• Chart and figure data:
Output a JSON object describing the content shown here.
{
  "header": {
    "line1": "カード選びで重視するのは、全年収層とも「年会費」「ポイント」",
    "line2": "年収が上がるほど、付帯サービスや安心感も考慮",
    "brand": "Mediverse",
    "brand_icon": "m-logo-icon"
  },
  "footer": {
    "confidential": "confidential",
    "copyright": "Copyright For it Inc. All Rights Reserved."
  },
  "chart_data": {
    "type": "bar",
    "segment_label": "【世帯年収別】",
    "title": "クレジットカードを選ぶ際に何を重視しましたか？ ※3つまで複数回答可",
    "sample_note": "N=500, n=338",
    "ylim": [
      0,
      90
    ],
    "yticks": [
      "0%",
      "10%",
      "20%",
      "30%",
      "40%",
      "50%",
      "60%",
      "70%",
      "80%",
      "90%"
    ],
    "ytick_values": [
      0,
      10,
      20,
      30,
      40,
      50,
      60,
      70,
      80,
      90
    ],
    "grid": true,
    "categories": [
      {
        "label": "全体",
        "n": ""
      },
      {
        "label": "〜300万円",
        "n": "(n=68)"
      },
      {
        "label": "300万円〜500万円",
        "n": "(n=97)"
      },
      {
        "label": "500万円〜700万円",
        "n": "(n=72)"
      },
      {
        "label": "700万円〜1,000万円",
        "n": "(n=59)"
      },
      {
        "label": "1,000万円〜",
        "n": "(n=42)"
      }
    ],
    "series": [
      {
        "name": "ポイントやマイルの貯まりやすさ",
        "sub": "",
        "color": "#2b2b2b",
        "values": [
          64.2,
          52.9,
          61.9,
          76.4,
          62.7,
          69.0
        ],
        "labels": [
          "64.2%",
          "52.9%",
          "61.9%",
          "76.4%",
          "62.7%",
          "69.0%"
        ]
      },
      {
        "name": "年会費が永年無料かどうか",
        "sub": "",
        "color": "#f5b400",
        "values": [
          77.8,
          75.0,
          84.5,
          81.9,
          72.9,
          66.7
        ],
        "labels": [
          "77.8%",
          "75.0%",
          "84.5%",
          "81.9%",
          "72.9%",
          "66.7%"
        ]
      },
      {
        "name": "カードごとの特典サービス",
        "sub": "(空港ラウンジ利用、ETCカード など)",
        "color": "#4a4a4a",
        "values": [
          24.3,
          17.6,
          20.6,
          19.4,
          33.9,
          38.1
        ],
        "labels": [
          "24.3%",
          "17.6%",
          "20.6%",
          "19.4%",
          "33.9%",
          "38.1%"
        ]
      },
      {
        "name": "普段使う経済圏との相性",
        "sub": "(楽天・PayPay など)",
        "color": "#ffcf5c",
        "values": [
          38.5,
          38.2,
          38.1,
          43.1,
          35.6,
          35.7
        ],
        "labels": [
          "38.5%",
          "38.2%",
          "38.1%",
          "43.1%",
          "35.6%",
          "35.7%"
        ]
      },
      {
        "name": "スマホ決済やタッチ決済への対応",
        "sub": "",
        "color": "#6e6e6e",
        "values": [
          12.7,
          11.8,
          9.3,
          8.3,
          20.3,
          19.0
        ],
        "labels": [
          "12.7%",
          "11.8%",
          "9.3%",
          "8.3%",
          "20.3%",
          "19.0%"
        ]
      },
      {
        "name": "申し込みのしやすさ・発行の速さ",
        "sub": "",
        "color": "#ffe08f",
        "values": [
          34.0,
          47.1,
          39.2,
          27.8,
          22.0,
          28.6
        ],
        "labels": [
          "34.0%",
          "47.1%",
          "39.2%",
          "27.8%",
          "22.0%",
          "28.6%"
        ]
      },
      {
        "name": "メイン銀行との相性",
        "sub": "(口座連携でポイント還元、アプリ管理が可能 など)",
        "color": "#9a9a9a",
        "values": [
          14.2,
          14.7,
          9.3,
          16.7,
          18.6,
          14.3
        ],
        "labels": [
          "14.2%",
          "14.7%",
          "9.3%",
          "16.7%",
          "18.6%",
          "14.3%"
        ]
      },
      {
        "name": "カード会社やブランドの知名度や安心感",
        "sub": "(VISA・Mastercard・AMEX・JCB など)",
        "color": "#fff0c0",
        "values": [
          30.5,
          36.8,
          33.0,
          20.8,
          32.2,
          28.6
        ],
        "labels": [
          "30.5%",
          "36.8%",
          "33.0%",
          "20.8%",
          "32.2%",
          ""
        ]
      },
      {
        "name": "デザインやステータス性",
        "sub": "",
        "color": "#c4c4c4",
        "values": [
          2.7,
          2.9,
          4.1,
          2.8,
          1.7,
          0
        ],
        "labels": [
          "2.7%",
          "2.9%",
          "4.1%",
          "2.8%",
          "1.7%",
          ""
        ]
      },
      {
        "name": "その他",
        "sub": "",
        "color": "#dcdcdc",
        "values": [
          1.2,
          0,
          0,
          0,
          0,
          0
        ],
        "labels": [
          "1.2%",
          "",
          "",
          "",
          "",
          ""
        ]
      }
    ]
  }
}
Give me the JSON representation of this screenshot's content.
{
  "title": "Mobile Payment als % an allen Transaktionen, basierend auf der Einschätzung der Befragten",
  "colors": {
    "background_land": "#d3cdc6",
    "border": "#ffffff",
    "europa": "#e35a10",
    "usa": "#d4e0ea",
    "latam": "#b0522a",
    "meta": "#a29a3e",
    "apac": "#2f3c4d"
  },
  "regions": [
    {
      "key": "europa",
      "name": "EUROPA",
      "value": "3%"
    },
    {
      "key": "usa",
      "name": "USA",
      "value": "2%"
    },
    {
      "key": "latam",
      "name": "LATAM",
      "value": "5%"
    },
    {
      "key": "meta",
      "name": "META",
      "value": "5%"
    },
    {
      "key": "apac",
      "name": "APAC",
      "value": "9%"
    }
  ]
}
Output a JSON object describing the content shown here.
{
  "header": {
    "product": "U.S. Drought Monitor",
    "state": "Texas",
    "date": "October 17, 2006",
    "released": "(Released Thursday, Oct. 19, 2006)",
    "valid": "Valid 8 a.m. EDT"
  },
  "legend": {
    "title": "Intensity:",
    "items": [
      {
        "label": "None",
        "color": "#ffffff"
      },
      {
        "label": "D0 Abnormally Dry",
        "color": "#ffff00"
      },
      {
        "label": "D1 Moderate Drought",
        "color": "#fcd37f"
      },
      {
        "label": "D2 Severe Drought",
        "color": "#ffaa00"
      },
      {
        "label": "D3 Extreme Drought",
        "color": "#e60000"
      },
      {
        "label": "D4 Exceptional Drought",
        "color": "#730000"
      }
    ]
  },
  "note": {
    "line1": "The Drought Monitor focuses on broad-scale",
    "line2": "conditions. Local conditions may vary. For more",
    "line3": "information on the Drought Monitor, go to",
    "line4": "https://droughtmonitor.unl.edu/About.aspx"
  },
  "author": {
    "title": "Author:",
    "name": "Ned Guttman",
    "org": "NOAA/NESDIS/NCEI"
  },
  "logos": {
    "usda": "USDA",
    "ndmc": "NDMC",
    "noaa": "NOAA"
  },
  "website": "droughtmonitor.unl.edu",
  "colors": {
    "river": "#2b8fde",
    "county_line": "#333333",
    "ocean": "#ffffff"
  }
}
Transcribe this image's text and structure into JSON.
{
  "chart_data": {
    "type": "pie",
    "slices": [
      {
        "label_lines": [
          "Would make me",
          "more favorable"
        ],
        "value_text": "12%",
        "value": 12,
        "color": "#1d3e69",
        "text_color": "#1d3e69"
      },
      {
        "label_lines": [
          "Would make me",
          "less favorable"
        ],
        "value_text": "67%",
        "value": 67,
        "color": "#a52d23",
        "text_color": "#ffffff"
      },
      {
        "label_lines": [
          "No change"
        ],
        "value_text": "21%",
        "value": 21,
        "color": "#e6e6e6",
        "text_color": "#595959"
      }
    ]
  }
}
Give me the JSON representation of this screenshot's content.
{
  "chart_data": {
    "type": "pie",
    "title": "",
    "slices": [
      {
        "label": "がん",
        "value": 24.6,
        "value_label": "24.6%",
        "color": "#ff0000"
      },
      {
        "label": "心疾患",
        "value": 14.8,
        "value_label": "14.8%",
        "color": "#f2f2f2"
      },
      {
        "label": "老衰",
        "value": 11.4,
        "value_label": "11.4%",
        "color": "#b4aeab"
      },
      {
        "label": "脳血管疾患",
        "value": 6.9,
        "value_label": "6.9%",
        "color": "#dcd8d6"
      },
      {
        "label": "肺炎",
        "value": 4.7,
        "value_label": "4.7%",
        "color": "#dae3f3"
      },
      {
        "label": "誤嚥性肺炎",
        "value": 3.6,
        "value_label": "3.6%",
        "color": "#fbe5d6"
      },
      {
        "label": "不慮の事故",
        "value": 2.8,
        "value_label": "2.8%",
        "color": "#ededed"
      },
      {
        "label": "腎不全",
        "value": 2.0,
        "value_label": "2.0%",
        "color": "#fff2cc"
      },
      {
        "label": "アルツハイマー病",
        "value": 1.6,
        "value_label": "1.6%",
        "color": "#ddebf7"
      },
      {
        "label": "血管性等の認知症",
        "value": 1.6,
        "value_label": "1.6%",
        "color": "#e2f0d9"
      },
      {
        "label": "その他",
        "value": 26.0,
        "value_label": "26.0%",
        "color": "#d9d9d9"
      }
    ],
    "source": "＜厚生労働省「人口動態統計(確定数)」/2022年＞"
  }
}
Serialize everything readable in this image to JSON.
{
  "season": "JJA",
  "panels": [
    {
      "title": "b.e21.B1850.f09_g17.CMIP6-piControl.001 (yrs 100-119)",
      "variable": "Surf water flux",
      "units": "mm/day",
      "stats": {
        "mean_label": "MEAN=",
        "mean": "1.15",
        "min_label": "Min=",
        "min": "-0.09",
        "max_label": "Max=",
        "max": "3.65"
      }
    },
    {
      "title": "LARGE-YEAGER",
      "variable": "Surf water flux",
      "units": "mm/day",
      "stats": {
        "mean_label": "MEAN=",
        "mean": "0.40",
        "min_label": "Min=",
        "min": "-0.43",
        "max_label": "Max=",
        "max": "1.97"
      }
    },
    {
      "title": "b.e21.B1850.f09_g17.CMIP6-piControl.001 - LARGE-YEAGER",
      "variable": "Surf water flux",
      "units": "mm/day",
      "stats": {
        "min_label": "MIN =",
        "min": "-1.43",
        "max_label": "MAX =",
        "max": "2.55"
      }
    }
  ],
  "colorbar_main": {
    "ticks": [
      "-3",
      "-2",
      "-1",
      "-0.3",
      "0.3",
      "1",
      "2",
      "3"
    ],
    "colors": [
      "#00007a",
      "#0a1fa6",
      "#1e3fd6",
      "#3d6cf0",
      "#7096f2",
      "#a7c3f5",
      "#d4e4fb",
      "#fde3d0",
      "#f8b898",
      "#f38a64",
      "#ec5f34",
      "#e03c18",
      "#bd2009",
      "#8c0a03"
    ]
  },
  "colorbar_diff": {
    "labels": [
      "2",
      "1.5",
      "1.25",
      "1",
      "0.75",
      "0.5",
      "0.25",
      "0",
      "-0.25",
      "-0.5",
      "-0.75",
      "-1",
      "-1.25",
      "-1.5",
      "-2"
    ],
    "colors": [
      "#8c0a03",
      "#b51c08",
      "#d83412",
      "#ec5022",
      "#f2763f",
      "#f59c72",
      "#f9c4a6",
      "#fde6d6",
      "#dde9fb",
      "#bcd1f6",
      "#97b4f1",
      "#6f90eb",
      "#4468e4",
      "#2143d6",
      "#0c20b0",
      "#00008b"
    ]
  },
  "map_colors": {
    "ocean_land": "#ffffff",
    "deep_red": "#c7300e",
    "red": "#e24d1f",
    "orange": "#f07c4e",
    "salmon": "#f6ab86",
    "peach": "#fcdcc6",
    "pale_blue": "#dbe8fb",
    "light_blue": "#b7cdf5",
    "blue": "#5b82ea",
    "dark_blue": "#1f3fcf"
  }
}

• Work to do:
Pull out every line of the entries that includes the word "ffffff".

• Solution to this exercise:
    "border": "#ffffff",
        "color": "#ffffff"
    "ocean": "#ffffff"
        "text_color": "#ffffff"
    "ocean_land": "#ffffff",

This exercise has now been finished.